# [REQUEST]
Pull out every line below that holds the word "color".

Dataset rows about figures
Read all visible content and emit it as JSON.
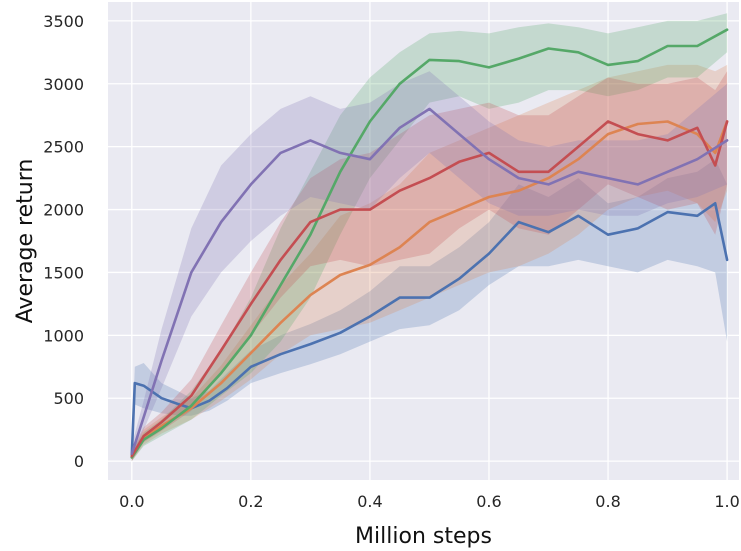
{
  "chart_data": {
    "type": "line",
    "title": "",
    "xlabel": "Million steps",
    "ylabel": "Average return",
    "xlim": [
      -0.04,
      1.02
    ],
    "ylim": [
      -150,
      3650
    ],
    "xticks": [
      0.0,
      0.2,
      0.4,
      0.6,
      0.8,
      1.0
    ],
    "xtick_labels": [
      "0.0",
      "0.2",
      "0.4",
      "0.6",
      "0.8",
      "1.0"
    ],
    "yticks": [
      0,
      500,
      1000,
      1500,
      2000,
      2500,
      3000,
      3500
    ],
    "ytick_labels": [
      "0",
      "500",
      "1000",
      "1500",
      "2000",
      "2500",
      "3000",
      "3500"
    ],
    "grid": true,
    "background": "#eaeaf2",
    "series": [
      {
        "name": "blue",
        "color": "#4c72b0",
        "x": [
          0.0,
          0.005,
          0.02,
          0.05,
          0.08,
          0.1,
          0.13,
          0.16,
          0.2,
          0.25,
          0.3,
          0.35,
          0.4,
          0.45,
          0.5,
          0.55,
          0.6,
          0.65,
          0.7,
          0.75,
          0.8,
          0.85,
          0.9,
          0.95,
          0.98,
          1.0
        ],
        "y": [
          50,
          620,
          600,
          500,
          450,
          420,
          480,
          580,
          750,
          850,
          930,
          1020,
          1150,
          1300,
          1300,
          1450,
          1650,
          1900,
          1820,
          1950,
          1800,
          1850,
          1980,
          1950,
          2050,
          1600
        ],
        "lower": [
          0,
          450,
          420,
          380,
          360,
          360,
          400,
          480,
          620,
          700,
          770,
          850,
          950,
          1050,
          1080,
          1200,
          1400,
          1550,
          1550,
          1600,
          1550,
          1500,
          1600,
          1550,
          1500,
          950
        ],
        "upper": [
          100,
          750,
          780,
          620,
          550,
          500,
          560,
          700,
          880,
          1000,
          1090,
          1200,
          1350,
          1550,
          1550,
          1700,
          1900,
          2200,
          2100,
          2250,
          2050,
          2100,
          2250,
          2300,
          2400,
          2200
        ]
      },
      {
        "name": "orange",
        "color": "#dd8452",
        "x": [
          0.0,
          0.02,
          0.05,
          0.1,
          0.15,
          0.2,
          0.25,
          0.3,
          0.35,
          0.4,
          0.45,
          0.5,
          0.55,
          0.6,
          0.65,
          0.7,
          0.75,
          0.8,
          0.85,
          0.9,
          0.95,
          0.98,
          1.0
        ],
        "y": [
          30,
          180,
          280,
          420,
          620,
          860,
          1100,
          1320,
          1480,
          1560,
          1700,
          1900,
          2000,
          2100,
          2150,
          2250,
          2400,
          2600,
          2680,
          2700,
          2600,
          2450,
          2700
        ],
        "lower": [
          0,
          130,
          220,
          330,
          480,
          650,
          850,
          1000,
          1050,
          1100,
          1200,
          1300,
          1400,
          1500,
          1550,
          1650,
          1800,
          2000,
          2100,
          2150,
          2050,
          1900,
          2150
        ],
        "upper": [
          80,
          250,
          350,
          500,
          760,
          1080,
          1400,
          1650,
          1950,
          2050,
          2200,
          2450,
          2550,
          2650,
          2750,
          2850,
          2950,
          3050,
          3100,
          3150,
          3150,
          3100,
          3150
        ]
      },
      {
        "name": "green",
        "color": "#55a868",
        "x": [
          0.0,
          0.02,
          0.05,
          0.1,
          0.15,
          0.2,
          0.25,
          0.3,
          0.35,
          0.4,
          0.45,
          0.5,
          0.55,
          0.6,
          0.65,
          0.7,
          0.75,
          0.8,
          0.85,
          0.9,
          0.95,
          1.0
        ],
        "y": [
          30,
          170,
          260,
          440,
          700,
          1000,
          1400,
          1800,
          2300,
          2700,
          3000,
          3190,
          3180,
          3130,
          3200,
          3280,
          3250,
          3150,
          3180,
          3300,
          3300,
          3430
        ],
        "lower": [
          0,
          120,
          200,
          330,
          520,
          700,
          950,
          1300,
          1800,
          2250,
          2550,
          2850,
          2900,
          2800,
          2850,
          2950,
          2950,
          2900,
          2950,
          3050,
          3050,
          3250
        ],
        "upper": [
          80,
          230,
          330,
          560,
          880,
          1300,
          1850,
          2300,
          2750,
          3050,
          3250,
          3400,
          3420,
          3400,
          3450,
          3480,
          3450,
          3400,
          3450,
          3500,
          3500,
          3560
        ]
      },
      {
        "name": "red",
        "color": "#c44e52",
        "x": [
          0.0,
          0.02,
          0.05,
          0.1,
          0.15,
          0.2,
          0.25,
          0.3,
          0.35,
          0.4,
          0.45,
          0.5,
          0.55,
          0.6,
          0.65,
          0.7,
          0.75,
          0.8,
          0.85,
          0.9,
          0.95,
          0.98,
          1.0
        ],
        "y": [
          40,
          200,
          310,
          520,
          880,
          1250,
          1600,
          1900,
          2000,
          2000,
          2150,
          2250,
          2380,
          2450,
          2300,
          2300,
          2500,
          2700,
          2600,
          2550,
          2650,
          2350,
          2700
        ],
        "lower": [
          0,
          150,
          240,
          400,
          700,
          1000,
          1300,
          1550,
          1600,
          1550,
          1600,
          1650,
          1850,
          2000,
          1850,
          1800,
          2000,
          2200,
          2100,
          2000,
          2050,
          1800,
          2200
        ],
        "upper": [
          90,
          270,
          390,
          650,
          1080,
          1500,
          1900,
          2250,
          2400,
          2450,
          2600,
          2750,
          2800,
          2850,
          2750,
          2750,
          2900,
          3050,
          3000,
          3000,
          3050,
          2950,
          3100
        ]
      },
      {
        "name": "purple",
        "color": "#8172b3",
        "x": [
          0.0,
          0.02,
          0.05,
          0.1,
          0.15,
          0.2,
          0.25,
          0.3,
          0.35,
          0.4,
          0.45,
          0.5,
          0.55,
          0.6,
          0.65,
          0.7,
          0.75,
          0.8,
          0.85,
          0.9,
          0.95,
          1.0
        ],
        "y": [
          60,
          350,
          800,
          1500,
          1900,
          2200,
          2450,
          2550,
          2450,
          2400,
          2650,
          2800,
          2600,
          2400,
          2250,
          2200,
          2300,
          2250,
          2200,
          2300,
          2400,
          2550
        ],
        "lower": [
          0,
          250,
          580,
          1150,
          1500,
          1750,
          1950,
          2100,
          2050,
          2000,
          2250,
          2450,
          2250,
          2050,
          1950,
          1950,
          2000,
          1950,
          1950,
          2050,
          2100,
          2200
        ],
        "upper": [
          130,
          480,
          1050,
          1850,
          2350,
          2600,
          2800,
          2900,
          2800,
          2850,
          3000,
          3100,
          2900,
          2700,
          2550,
          2500,
          2550,
          2550,
          2550,
          2600,
          2800,
          3000
        ]
      }
    ]
  }
}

# [THE SOLUTION]
        "color": "#4c72b0",
        "color": "#dd8452",
        "color": "#55a868",
        "color": "#c44e52",
        "color": "#8172b3",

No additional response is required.